Source records
>> begin

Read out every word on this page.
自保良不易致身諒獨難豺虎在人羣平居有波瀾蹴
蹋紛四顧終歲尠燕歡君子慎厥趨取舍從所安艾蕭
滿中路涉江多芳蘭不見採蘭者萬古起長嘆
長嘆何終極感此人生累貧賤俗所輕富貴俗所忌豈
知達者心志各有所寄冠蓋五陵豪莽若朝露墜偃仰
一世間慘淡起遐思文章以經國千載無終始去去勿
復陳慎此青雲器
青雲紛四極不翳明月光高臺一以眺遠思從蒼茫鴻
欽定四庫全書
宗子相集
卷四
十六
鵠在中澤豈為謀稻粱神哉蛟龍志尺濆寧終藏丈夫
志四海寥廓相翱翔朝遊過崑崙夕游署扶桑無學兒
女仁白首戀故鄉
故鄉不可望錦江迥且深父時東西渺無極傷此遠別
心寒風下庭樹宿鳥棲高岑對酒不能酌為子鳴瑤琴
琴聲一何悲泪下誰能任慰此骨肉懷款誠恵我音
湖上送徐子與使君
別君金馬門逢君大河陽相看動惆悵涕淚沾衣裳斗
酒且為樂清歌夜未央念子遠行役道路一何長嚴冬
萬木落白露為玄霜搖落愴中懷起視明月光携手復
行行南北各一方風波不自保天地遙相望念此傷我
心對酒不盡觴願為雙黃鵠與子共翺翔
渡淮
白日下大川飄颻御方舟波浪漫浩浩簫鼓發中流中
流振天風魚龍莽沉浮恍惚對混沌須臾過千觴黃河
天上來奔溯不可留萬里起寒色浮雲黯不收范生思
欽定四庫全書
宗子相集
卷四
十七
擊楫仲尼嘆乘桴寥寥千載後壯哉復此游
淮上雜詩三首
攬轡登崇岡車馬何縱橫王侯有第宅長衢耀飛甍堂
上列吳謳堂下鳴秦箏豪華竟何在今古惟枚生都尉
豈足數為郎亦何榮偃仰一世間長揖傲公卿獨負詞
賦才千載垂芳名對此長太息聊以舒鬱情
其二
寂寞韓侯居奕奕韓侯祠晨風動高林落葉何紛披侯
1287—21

>> end
>> begin

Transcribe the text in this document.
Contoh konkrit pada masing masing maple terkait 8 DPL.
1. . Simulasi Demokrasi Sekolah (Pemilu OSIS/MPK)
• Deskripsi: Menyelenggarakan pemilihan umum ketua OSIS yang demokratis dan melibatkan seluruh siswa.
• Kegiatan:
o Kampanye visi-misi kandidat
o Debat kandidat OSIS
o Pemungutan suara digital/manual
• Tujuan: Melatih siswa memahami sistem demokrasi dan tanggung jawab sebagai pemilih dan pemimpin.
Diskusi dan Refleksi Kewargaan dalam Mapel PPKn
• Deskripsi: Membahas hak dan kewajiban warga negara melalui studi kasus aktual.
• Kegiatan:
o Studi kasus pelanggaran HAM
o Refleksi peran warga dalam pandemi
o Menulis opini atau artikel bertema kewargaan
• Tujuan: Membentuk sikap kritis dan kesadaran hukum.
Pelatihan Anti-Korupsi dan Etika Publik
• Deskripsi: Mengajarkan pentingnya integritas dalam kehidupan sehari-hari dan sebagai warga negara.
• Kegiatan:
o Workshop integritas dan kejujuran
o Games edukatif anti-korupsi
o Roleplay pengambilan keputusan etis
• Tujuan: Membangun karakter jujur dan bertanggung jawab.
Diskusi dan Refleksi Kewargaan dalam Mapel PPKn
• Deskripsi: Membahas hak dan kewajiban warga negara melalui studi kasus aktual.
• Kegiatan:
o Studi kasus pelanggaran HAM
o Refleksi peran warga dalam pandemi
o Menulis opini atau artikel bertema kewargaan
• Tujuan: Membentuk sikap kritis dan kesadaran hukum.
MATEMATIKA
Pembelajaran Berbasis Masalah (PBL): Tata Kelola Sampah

>> end

Find the lines above that contain the word "siswa" and collect them.

• Deskripsi: Menyelenggarakan pemilihan umum ketua OSIS yang demokratis dan melibatkan seluruh siswa.
• Tujuan: Melatih siswa memahami sistem demokrasi dan tanggung jawab sebagai pemilih dan pemimpin.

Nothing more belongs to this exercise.